*EXERCISE*
In the passage on URLConnection, reproduce the wording from "After a URL" up to and including "the HTTP protocol." without any change.

*TEXT UNDER STUDY*
After a URL object has parsed its specification, it actually creates a URLConnection object that is responsible for the protocol that it uses. The URLConnection is also responsible for determining the type of data in the file. The object is an instance of a subclass of URLConnection that is specific to the protocol specified by the URL object. As of Java 1.1, the java.net package includes the HttpURLConnection class for the HTTP protocol.
The URLConnection object for a URL provides complete control over the downloading of data from that URL. Unfortunately, the functionality of URLConnection is quite complex and goes beyond the scope of this book. For a detailed explanation of URLConnection, see Java Network Programming by Eliotte Rusty Harold, published by O'Reilly & Associates.

*RAW DATA*
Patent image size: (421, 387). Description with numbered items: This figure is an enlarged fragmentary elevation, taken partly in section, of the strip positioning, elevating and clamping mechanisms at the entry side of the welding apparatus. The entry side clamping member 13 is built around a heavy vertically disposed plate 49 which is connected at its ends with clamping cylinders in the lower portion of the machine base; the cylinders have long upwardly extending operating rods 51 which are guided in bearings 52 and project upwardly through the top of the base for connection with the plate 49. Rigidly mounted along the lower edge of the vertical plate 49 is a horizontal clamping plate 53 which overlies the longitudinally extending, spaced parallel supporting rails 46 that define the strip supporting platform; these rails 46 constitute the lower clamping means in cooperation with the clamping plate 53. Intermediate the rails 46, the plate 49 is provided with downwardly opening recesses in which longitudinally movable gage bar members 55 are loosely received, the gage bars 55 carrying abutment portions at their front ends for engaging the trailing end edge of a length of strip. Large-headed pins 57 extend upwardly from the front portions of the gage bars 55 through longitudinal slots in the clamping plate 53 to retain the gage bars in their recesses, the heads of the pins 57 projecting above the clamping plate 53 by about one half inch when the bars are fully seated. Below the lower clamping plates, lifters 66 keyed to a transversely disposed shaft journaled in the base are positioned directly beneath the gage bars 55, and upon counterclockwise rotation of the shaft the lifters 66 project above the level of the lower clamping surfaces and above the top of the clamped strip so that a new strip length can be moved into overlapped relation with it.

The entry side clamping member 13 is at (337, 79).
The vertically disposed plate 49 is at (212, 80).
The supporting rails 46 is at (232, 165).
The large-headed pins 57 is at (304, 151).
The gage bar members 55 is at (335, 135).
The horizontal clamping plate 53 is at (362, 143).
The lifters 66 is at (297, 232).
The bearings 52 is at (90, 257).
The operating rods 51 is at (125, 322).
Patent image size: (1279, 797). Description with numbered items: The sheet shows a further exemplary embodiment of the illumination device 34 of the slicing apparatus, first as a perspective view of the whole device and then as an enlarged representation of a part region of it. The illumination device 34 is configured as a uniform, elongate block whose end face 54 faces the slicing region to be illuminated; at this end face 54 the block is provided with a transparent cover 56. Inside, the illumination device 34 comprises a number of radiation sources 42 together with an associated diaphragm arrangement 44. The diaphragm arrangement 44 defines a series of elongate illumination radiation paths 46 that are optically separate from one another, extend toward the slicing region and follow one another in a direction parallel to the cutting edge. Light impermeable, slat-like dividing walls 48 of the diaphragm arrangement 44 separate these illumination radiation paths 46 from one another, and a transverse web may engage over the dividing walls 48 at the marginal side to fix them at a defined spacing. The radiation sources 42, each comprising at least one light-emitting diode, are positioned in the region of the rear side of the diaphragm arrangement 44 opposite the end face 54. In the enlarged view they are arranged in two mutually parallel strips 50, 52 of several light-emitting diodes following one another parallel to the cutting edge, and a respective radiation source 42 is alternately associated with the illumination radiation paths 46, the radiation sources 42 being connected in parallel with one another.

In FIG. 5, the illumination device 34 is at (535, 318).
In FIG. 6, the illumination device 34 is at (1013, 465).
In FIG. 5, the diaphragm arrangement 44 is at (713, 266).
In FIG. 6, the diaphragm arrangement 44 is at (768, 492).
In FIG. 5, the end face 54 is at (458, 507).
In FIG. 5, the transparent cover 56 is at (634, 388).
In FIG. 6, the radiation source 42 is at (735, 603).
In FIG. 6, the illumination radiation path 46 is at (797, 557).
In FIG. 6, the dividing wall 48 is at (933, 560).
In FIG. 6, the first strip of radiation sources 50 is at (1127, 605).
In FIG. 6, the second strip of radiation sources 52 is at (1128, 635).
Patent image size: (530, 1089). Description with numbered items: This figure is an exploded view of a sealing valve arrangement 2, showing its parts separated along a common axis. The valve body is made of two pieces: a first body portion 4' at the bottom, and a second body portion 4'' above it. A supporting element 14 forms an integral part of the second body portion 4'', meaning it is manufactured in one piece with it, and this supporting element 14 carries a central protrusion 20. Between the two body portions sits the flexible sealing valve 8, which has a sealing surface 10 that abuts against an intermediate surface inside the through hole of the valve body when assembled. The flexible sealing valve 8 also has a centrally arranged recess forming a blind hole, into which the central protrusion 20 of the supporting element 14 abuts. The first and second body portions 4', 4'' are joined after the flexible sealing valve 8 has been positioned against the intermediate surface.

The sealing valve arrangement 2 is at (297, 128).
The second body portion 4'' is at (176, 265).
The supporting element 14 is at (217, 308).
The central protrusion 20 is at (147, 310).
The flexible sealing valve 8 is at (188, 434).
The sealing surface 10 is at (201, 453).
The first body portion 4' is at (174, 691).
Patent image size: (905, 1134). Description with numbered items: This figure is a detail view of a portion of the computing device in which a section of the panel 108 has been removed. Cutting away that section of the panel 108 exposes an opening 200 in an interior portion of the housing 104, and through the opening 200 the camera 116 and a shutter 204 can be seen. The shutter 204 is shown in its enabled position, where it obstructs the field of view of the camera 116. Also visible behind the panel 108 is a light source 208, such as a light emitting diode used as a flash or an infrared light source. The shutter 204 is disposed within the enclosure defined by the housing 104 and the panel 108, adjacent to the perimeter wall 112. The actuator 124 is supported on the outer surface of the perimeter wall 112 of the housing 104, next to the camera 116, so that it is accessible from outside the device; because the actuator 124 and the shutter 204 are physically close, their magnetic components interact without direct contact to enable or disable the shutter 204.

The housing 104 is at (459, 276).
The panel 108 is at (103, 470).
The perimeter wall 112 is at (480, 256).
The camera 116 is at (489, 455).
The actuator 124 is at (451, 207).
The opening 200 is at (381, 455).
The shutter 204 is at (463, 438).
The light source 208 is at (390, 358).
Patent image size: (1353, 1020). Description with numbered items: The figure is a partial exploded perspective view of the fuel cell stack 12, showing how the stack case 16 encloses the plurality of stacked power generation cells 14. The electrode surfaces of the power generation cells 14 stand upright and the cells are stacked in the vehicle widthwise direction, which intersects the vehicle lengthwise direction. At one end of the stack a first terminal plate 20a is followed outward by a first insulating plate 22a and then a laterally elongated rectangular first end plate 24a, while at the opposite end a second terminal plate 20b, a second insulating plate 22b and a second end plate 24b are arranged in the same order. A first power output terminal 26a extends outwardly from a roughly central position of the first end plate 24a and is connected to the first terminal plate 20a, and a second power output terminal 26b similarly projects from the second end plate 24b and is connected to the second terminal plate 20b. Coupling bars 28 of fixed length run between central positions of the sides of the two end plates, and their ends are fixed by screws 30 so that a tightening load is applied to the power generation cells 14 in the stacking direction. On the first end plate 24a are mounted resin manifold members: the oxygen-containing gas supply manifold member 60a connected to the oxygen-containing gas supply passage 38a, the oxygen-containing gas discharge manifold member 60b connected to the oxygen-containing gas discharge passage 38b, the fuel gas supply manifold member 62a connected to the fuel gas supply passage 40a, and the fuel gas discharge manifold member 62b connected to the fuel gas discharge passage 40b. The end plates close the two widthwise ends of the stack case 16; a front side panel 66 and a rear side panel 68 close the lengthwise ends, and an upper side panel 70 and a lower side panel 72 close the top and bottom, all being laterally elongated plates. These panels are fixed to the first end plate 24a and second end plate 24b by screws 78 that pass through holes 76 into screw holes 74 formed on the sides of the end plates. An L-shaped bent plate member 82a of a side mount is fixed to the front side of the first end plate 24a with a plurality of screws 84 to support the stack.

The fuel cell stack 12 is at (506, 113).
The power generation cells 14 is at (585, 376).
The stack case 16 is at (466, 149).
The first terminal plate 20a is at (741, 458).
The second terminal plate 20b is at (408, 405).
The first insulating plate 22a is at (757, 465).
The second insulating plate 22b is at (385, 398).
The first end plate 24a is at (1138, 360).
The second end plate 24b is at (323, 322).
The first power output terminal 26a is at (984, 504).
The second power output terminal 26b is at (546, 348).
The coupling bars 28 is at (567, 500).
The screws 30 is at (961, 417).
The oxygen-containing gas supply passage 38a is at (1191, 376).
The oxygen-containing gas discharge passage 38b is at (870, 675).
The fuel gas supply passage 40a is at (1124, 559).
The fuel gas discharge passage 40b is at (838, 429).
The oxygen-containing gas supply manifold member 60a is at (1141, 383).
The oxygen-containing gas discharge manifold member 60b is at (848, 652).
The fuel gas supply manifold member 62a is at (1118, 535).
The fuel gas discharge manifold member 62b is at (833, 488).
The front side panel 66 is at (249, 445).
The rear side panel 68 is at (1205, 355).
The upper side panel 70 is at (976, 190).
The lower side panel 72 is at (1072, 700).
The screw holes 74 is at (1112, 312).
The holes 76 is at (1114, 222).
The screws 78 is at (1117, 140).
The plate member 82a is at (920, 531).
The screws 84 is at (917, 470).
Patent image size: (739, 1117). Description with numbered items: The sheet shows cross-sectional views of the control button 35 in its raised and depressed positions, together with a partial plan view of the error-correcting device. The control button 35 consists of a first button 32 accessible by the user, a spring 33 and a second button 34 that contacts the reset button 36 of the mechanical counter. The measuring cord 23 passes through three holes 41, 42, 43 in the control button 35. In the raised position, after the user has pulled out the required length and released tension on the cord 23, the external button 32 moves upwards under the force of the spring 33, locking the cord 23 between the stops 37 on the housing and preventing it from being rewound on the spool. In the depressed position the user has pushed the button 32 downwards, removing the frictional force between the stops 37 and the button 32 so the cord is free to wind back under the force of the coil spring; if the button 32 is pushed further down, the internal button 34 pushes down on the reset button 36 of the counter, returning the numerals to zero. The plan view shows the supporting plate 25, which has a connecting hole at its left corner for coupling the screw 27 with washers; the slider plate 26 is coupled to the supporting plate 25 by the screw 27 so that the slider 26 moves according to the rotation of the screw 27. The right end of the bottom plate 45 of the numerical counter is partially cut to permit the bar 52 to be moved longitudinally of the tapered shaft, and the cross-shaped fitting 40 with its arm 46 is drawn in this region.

*ANSWER BOX*
After a URL object has parsed its specification, it actually creates a URLConnection object that is responsible for the protocol that it uses. The URLConnection is also responsible for determining the type of data in the file. The object is an instance of a subclass of URLConnection that is specific to the protocol specified by the URL object. As of Java 1.1, the java.net package includes the HttpURLConnection class for the HTTP protocol.